DIRECTIONS: Restate the listing that follows word for word, without its pictures.

(Stored records)
● ● ● ● ●

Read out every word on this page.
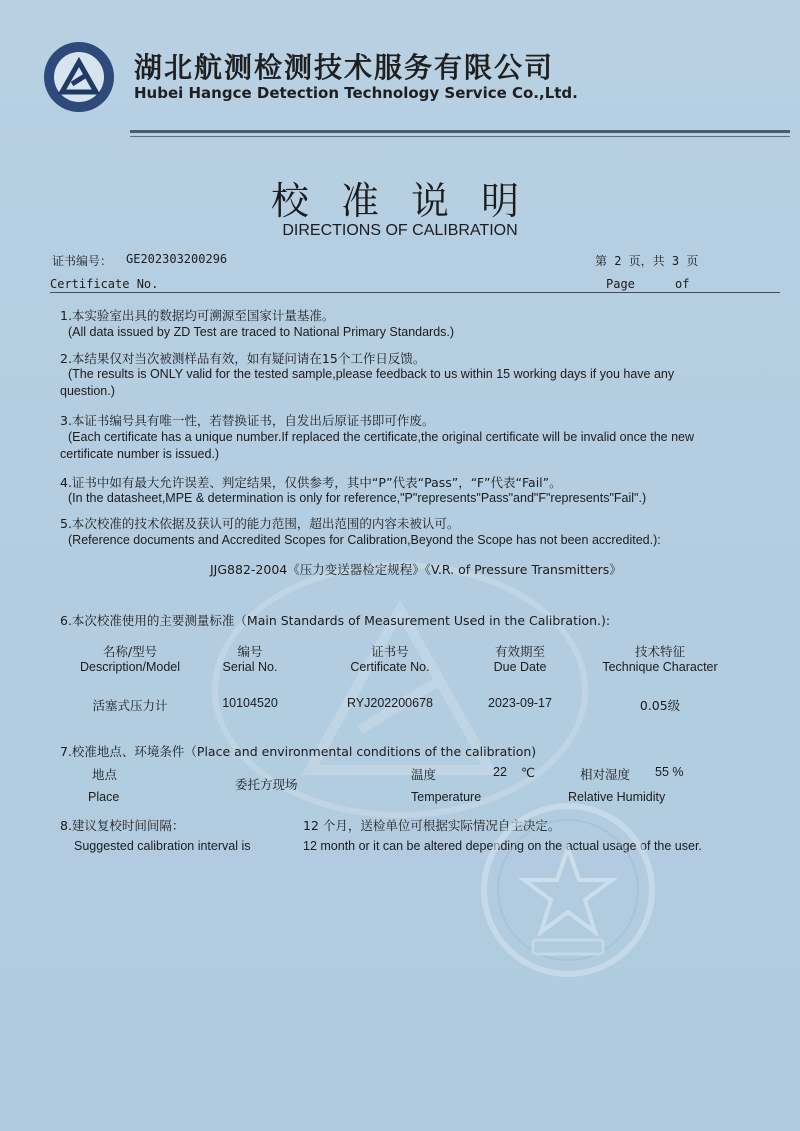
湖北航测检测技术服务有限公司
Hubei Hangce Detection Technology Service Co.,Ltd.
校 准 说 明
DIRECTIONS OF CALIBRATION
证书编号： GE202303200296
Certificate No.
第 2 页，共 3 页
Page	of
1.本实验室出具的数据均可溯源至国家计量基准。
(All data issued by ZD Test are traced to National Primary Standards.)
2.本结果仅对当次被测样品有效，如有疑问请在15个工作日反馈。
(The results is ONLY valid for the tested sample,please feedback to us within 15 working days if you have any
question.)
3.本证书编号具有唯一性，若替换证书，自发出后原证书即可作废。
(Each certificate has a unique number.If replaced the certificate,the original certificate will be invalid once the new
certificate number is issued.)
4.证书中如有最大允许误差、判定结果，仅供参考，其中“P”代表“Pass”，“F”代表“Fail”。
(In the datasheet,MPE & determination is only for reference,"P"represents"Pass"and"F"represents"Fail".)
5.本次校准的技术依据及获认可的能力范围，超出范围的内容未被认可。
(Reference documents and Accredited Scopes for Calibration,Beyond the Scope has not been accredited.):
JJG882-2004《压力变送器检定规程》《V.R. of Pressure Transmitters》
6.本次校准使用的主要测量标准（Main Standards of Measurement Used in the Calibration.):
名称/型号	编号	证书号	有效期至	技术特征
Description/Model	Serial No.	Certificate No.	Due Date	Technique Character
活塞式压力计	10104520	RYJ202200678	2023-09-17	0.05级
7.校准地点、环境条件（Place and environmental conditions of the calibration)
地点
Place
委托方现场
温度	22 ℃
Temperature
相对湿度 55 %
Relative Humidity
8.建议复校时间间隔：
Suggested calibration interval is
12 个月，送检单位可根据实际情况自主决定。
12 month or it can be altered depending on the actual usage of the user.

● ● ● ● ●

EXERCISE RESULT:
Read out every word on this page.
湖北航测检测技术服务有限公司
Hubei Hangce Detection Technology Service Co.,Ltd.
校 准 说 明
DIRECTIONS OF CALIBRATION
证书编号： GE202303200296
Certificate No.
第 2 页，共 3 页
Page	of
1.本实验室出具的数据均可溯源至国家计量基准。
(All data issued by ZD Test are traced to National Primary Standards.)
2.本结果仅对当次被测样品有效，如有疑问请在15个工作日反馈。
(The results is ONLY valid for the tested sample,please feedback to us within 15 working days if you have any
question.)
3.本证书编号具有唯一性，若替换证书，自发出后原证书即可作废。
(Each certificate has a unique number.If replaced the certificate,the original certificate will be invalid once the new
certificate number is issued.)
4.证书中如有最大允许误差、判定结果，仅供参考，其中“P”代表“Pass”，“F”代表“Fail”。
(In the datasheet,MPE & determination is only for reference,"P"represents"Pass"and"F"represents"Fail".)
5.本次校准的技术依据及获认可的能力范围，超出范围的内容未被认可。
(Reference documents and Accredited Scopes for Calibration,Beyond the Scope has not been accredited.):
JJG882-2004《压力变送器检定规程》《V.R. of Pressure Transmitters》
6.本次校准使用的主要测量标准（Main Standards of Measurement Used in the Calibration.):
名称/型号	编号	证书号	有效期至	技术特征
Description/Model	Serial No.	Certificate No.	Due Date	Technique Character
活塞式压力计	10104520	RYJ202200678	2023-09-17	0.05级
7.校准地点、环境条件（Place and environmental conditions of the calibration)
地点
Place
委托方现场
温度	22 ℃
Temperature
相对湿度 55 %
Relative Humidity
8.建议复校时间间隔：
Suggested calibration interval is
12 个月，送检单位可根据实际情况自主决定。
12 month or it can be altered depending on the actual usage of the user.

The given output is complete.